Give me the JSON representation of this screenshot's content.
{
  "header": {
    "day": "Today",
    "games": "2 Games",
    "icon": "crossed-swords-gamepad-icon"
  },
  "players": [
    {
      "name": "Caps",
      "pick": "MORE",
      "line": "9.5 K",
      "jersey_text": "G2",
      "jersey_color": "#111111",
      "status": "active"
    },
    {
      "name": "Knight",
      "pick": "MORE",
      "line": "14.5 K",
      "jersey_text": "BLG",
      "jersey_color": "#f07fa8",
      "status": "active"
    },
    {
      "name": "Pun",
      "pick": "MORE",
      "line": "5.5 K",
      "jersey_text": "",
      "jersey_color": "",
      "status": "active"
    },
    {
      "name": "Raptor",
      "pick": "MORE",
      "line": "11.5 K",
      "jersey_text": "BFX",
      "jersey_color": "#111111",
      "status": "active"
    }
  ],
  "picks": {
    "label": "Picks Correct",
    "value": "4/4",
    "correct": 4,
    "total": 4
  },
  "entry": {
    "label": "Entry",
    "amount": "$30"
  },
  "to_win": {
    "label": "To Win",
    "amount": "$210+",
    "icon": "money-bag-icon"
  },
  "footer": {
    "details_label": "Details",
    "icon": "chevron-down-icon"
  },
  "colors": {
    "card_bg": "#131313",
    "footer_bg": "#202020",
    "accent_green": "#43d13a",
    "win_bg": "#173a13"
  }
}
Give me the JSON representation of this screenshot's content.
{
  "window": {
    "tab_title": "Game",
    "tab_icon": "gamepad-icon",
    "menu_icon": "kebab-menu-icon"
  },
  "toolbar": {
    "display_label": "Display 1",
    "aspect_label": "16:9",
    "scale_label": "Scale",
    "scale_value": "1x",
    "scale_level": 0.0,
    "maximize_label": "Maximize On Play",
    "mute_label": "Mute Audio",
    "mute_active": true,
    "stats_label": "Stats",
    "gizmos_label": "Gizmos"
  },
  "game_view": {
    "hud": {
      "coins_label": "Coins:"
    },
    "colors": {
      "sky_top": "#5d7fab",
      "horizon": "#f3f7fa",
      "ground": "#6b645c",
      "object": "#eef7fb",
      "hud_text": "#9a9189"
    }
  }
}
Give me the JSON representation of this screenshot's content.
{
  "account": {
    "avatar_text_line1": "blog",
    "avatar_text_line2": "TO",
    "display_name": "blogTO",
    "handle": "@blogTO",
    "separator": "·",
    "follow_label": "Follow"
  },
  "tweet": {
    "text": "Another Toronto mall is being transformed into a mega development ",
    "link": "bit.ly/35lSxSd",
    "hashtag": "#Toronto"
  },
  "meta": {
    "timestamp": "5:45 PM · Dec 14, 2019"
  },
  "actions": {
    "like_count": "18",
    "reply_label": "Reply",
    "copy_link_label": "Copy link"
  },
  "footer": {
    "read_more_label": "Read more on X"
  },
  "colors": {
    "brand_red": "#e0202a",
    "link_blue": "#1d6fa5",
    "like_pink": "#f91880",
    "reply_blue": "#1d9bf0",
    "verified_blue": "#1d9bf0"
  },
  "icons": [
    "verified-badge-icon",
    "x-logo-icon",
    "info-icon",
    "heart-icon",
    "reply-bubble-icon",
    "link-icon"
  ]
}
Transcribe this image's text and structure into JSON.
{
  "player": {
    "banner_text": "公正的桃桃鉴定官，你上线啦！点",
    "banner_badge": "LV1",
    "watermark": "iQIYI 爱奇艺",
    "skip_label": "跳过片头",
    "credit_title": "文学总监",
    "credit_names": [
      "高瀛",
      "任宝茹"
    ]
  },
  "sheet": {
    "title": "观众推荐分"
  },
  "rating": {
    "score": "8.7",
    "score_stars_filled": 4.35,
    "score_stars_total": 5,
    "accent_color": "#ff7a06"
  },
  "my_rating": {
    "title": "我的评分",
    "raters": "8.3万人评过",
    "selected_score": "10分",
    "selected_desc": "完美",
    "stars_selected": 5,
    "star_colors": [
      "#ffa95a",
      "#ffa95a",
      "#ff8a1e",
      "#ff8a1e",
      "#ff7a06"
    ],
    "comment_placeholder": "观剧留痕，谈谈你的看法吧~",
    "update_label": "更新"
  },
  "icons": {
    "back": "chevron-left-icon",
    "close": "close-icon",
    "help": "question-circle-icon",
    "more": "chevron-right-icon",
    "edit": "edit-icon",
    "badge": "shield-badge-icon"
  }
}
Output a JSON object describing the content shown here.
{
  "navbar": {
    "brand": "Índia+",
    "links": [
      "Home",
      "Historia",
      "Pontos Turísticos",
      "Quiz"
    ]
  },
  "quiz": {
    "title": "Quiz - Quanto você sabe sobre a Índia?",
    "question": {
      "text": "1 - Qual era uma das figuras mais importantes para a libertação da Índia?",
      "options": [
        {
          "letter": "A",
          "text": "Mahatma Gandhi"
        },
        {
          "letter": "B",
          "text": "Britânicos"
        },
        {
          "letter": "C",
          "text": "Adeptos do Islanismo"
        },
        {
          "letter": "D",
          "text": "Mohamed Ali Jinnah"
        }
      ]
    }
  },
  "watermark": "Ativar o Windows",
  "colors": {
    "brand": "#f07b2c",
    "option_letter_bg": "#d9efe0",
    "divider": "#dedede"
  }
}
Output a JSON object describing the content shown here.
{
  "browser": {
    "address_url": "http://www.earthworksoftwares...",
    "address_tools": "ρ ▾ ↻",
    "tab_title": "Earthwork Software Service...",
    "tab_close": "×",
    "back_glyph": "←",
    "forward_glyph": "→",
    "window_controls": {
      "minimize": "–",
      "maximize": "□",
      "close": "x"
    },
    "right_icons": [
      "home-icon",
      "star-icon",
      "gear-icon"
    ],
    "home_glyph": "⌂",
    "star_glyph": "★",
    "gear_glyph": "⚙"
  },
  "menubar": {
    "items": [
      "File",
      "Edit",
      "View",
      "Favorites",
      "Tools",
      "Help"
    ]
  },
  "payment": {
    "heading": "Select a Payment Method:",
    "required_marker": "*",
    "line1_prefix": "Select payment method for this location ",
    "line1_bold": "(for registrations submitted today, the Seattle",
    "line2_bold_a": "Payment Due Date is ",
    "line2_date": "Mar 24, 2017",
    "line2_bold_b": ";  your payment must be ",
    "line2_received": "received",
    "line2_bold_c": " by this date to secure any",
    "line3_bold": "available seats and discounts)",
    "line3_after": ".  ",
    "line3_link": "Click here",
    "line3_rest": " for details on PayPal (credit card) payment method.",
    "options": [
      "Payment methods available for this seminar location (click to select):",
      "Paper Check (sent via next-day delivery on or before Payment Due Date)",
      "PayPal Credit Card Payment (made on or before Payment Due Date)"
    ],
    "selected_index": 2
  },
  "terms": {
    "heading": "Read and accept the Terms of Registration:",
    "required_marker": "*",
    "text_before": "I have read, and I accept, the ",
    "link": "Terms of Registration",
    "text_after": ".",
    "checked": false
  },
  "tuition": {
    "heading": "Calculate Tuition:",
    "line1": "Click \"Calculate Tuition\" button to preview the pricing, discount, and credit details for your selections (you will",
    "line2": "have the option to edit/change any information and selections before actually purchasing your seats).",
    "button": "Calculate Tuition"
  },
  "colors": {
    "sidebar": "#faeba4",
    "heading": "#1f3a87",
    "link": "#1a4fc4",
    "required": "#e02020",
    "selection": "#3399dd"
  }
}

■ Task requirements ■
The word "Índia" appears in how many lines of the records? Give the number only.

■ Expected answer ■
3